• [WHAT THE TASK REQUIRES] Count how many lines contain the word "помещений". Respond with the number alone.

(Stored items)
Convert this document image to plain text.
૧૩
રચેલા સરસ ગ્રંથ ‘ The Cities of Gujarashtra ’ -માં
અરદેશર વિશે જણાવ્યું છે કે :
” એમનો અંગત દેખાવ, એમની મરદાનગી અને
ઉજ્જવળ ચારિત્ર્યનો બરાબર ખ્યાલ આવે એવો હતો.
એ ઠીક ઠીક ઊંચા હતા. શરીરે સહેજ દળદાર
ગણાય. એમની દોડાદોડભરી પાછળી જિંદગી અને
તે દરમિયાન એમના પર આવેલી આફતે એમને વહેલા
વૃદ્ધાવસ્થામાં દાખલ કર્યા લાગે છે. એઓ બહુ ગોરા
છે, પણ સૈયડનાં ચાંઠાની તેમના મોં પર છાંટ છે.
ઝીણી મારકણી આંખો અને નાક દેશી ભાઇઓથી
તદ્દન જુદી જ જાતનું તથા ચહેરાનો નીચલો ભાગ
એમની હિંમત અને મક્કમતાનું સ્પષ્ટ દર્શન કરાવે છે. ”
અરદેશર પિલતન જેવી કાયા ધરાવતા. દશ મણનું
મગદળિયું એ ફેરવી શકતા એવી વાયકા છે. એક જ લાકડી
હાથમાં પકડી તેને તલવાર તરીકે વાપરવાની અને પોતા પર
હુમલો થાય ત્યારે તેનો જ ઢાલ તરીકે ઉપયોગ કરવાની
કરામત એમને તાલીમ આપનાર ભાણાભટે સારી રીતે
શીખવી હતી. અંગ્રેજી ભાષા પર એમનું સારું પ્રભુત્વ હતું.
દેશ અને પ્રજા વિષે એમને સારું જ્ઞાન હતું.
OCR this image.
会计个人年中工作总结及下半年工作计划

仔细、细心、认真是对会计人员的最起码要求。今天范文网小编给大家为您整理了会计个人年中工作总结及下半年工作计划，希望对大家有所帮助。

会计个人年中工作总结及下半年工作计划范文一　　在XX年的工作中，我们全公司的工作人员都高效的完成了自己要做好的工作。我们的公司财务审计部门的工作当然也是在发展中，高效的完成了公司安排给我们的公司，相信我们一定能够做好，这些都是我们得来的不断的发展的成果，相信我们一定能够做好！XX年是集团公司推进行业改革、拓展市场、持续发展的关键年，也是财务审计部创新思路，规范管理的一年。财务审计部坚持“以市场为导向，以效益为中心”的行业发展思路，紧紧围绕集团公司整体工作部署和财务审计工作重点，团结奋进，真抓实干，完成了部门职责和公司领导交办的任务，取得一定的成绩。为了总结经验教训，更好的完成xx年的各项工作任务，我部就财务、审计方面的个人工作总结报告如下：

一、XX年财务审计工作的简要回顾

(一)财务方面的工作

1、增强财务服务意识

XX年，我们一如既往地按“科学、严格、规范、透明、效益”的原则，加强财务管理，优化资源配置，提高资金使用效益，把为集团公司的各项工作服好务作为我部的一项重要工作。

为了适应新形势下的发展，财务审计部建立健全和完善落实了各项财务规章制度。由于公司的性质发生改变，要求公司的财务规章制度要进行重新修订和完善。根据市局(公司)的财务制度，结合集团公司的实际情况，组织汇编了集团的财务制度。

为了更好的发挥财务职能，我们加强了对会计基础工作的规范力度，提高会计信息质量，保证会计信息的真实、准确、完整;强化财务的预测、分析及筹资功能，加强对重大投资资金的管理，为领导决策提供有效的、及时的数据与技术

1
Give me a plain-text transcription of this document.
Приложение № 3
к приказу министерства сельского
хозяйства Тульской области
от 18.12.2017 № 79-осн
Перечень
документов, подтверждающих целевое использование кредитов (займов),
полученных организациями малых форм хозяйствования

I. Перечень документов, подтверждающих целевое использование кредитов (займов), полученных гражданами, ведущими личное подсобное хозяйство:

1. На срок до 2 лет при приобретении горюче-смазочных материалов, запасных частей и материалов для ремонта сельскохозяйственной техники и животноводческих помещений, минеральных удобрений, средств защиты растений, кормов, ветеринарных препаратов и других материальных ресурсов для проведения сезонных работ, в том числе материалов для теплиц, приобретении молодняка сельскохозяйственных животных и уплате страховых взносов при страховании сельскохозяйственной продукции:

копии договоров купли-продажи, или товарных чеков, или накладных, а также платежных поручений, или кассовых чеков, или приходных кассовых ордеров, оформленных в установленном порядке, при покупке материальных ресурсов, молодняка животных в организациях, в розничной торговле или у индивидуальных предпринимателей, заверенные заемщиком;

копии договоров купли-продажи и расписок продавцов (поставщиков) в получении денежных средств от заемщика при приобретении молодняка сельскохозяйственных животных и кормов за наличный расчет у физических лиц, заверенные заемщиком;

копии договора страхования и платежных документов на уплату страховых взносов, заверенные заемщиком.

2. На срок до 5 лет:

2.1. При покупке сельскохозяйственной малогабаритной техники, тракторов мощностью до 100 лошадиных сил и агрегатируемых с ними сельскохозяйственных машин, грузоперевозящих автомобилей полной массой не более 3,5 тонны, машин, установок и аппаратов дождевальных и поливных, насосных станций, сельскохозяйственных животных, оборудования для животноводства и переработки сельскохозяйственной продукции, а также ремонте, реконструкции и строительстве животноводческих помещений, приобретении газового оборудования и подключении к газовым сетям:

• [ANSWER FOR THIS EXERCISE] 2